- TASK DESCRIPTION: All records should be reproduced verbatim.

==========

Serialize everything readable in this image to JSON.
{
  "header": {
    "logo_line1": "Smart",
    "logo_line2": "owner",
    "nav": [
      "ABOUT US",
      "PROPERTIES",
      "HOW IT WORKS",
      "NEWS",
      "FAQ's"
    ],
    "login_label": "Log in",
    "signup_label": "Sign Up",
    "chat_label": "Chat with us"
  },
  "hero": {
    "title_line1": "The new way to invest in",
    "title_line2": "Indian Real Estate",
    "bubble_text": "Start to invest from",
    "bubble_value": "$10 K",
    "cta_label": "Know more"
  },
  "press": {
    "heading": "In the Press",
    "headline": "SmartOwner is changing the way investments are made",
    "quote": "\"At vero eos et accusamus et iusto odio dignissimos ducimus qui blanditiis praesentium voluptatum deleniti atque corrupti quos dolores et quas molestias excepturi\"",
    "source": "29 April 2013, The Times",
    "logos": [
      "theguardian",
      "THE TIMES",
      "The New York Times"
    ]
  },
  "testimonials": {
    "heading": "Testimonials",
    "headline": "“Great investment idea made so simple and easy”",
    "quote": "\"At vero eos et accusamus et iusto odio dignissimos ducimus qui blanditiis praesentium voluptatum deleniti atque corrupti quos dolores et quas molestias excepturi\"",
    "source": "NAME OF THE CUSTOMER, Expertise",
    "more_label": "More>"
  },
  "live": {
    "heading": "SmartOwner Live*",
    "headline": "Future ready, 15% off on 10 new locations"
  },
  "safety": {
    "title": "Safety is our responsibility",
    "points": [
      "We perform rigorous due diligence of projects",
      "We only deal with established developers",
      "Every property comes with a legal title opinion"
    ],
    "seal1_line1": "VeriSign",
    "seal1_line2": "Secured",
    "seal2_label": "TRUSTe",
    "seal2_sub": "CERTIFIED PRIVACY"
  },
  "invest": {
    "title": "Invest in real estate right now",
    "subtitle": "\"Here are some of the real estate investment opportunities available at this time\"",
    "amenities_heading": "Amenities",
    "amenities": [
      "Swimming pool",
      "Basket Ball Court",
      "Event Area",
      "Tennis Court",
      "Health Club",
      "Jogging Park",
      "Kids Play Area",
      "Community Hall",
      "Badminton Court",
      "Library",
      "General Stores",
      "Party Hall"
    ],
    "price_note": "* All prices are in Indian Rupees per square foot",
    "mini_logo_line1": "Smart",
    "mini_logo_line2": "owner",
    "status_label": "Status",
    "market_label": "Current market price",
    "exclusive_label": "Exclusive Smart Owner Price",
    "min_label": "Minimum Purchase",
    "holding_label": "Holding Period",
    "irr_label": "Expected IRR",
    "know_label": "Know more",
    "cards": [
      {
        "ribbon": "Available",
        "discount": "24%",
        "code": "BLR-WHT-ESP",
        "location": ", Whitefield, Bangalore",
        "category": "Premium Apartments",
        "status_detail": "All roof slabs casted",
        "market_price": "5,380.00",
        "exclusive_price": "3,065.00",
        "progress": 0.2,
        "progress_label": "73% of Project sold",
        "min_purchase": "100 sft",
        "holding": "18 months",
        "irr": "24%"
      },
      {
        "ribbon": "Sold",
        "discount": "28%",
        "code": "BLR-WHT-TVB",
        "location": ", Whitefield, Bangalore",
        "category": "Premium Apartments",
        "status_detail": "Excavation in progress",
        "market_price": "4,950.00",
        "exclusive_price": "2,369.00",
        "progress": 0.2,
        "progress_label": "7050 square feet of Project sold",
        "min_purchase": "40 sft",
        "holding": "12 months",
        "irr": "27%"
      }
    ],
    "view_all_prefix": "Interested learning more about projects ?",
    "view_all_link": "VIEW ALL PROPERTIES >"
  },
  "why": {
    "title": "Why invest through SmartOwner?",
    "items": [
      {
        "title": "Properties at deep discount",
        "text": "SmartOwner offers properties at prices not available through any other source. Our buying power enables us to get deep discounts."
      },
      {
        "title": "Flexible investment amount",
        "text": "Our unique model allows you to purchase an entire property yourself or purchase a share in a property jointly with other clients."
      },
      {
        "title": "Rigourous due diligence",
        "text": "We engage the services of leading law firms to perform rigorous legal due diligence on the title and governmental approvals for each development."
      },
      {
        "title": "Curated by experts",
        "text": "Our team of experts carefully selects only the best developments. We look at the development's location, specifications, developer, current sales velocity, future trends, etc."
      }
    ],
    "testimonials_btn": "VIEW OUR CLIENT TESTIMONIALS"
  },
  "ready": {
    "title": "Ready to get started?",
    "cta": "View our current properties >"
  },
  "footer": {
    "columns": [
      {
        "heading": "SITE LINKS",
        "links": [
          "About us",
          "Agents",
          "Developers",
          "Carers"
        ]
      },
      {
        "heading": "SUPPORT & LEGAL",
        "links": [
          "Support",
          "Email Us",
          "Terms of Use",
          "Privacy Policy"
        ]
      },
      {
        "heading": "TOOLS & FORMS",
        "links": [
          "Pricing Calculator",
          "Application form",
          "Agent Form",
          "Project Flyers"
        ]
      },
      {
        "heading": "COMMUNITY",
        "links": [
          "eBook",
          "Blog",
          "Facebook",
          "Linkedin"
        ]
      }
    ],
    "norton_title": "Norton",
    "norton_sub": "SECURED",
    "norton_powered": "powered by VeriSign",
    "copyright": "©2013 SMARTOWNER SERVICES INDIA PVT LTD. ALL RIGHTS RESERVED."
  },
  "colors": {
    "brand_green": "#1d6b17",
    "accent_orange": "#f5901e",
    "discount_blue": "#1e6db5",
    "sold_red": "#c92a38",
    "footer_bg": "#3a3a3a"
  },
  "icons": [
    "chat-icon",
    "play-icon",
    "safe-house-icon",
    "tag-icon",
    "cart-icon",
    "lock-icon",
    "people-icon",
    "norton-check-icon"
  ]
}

==========

- ANSWER TO THIS EXERCISE:
Serialize everything readable in this image to JSON.
{
  "header": {
    "logo_line1": "Smart",
    "logo_line2": "owner",
    "nav": [
      "ABOUT US",
      "PROPERTIES",
      "HOW IT WORKS",
      "NEWS",
      "FAQ's"
    ],
    "login_label": "Log in",
    "signup_label": "Sign Up",
    "chat_label": "Chat with us"
  },
  "hero": {
    "title_line1": "The new way to invest in",
    "title_line2": "Indian Real Estate",
    "bubble_text": "Start to invest from",
    "bubble_value": "$10 K",
    "cta_label": "Know more"
  },
  "press": {
    "heading": "In the Press",
    "headline": "SmartOwner is changing the way investments are made",
    "quote": "\"At vero eos et accusamus et iusto odio dignissimos ducimus qui blanditiis praesentium voluptatum deleniti atque corrupti quos dolores et quas molestias excepturi\"",
    "source": "29 April 2013, The Times",
    "logos": [
      "theguardian",
      "THE TIMES",
      "The New York Times"
    ]
  },
  "testimonials": {
    "heading": "Testimonials",
    "headline": "“Great investment idea made so simple and easy”",
    "quote": "\"At vero eos et accusamus et iusto odio dignissimos ducimus qui blanditiis praesentium voluptatum deleniti atque corrupti quos dolores et quas molestias excepturi\"",
    "source": "NAME OF THE CUSTOMER, Expertise",
    "more_label": "More>"
  },
  "live": {
    "heading": "SmartOwner Live*",
    "headline": "Future ready, 15% off on 10 new locations"
  },
  "safety": {
    "title": "Safety is our responsibility",
    "points": [
      "We perform rigorous due diligence of projects",
      "We only deal with established developers",
      "Every property comes with a legal title opinion"
    ],
    "seal1_line1": "VeriSign",
    "seal1_line2": "Secured",
    "seal2_label": "TRUSTe",
    "seal2_sub": "CERTIFIED PRIVACY"
  },
  "invest": {
    "title": "Invest in real estate right now",
    "subtitle": "\"Here are some of the real estate investment opportunities available at this time\"",
    "amenities_heading": "Amenities",
    "amenities": [
      "Swimming pool",
      "Basket Ball Court",
      "Event Area",
      "Tennis Court",
      "Health Club",
      "Jogging Park",
      "Kids Play Area",
      "Community Hall",
      "Badminton Court",
      "Library",
      "General Stores",
      "Party Hall"
    ],
    "price_note": "* All prices are in Indian Rupees per square foot",
    "mini_logo_line1": "Smart",
    "mini_logo_line2": "owner",
    "status_label": "Status",
    "market_label": "Current market price",
    "exclusive_label": "Exclusive Smart Owner Price",
    "min_label": "Minimum Purchase",
    "holding_label": "Holding Period",
    "irr_label": "Expected IRR",
    "know_label": "Know more",
    "cards": [
      {
        "ribbon": "Available",
        "discount": "24%",
        "code": "BLR-WHT-ESP",
        "location": ", Whitefield, Bangalore",
        "category": "Premium Apartments",
        "status_detail": "All roof slabs casted",
        "market_price": "5,380.00",
        "exclusive_price": "3,065.00",
        "progress": 0.2,
        "progress_label": "73% of Project sold",
        "min_purchase": "100 sft",
        "holding": "18 months",
        "irr": "24%"
      },
      {
        "ribbon": "Sold",
        "discount": "28%",
        "code": "BLR-WHT-TVB",
        "location": ", Whitefield, Bangalore",
        "category": "Premium Apartments",
        "status_detail": "Excavation in progress",
        "market_price": "4,950.00",
        "exclusive_price": "2,369.00",
        "progress": 0.2,
        "progress_label": "7050 square feet of Project sold",
        "min_purchase": "40 sft",
        "holding": "12 months",
        "irr": "27%"
      }
    ],
    "view_all_prefix": "Interested learning more about projects ?",
    "view_all_link": "VIEW ALL PROPERTIES >"
  },
  "why": {
    "title": "Why invest through SmartOwner?",
    "items": [
      {
        "title": "Properties at deep discount",
        "text": "SmartOwner offers properties at prices not available through any other source. Our buying power enables us to get deep discounts."
      },
      {
        "title": "Flexible investment amount",
        "text": "Our unique model allows you to purchase an entire property yourself or purchase a share in a property jointly with other clients."
      },
      {
        "title": "Rigourous due diligence",
        "text": "We engage the services of leading law firms to perform rigorous legal due diligence on the title and governmental approvals for each development."
      },
      {
        "title": "Curated by experts",
        "text": "Our team of experts carefully selects only the best developments. We look at the development's location, specifications, developer, current sales velocity, future trends, etc."
      }
    ],
    "testimonials_btn": "VIEW OUR CLIENT TESTIMONIALS"
  },
  "ready": {
    "title": "Ready to get started?",
    "cta": "View our current properties >"
  },
  "footer": {
    "columns": [
      {
        "heading": "SITE LINKS",
        "links": [
          "About us",
          "Agents",
          "Developers",
          "Carers"
        ]
      },
      {
        "heading": "SUPPORT & LEGAL",
        "links": [
          "Support",
          "Email Us",
          "Terms of Use",
          "Privacy Policy"
        ]
      },
      {
        "heading": "TOOLS & FORMS",
        "links": [
          "Pricing Calculator",
          "Application form",
          "Agent Form",
          "Project Flyers"
        ]
      },
      {
        "heading": "COMMUNITY",
        "links": [
          "eBook",
          "Blog",
          "Facebook",
          "Linkedin"
        ]
      }
    ],
    "norton_title": "Norton",
    "norton_sub": "SECURED",
    "norton_powered": "powered by VeriSign",
    "copyright": "©2013 SMARTOWNER SERVICES INDIA PVT LTD. ALL RIGHTS RESERVED."
  },
  "colors": {
    "brand_green": "#1d6b17",
    "accent_orange": "#f5901e",
    "discount_blue": "#1e6db5",
    "sold_red": "#c92a38",
    "footer_bg": "#3a3a3a"
  },
  "icons": [
    "chat-icon",
    "play-icon",
    "safe-house-icon",
    "tag-icon",
    "cart-icon",
    "lock-icon",
    "people-icon",
    "norton-check-icon"
  ]
}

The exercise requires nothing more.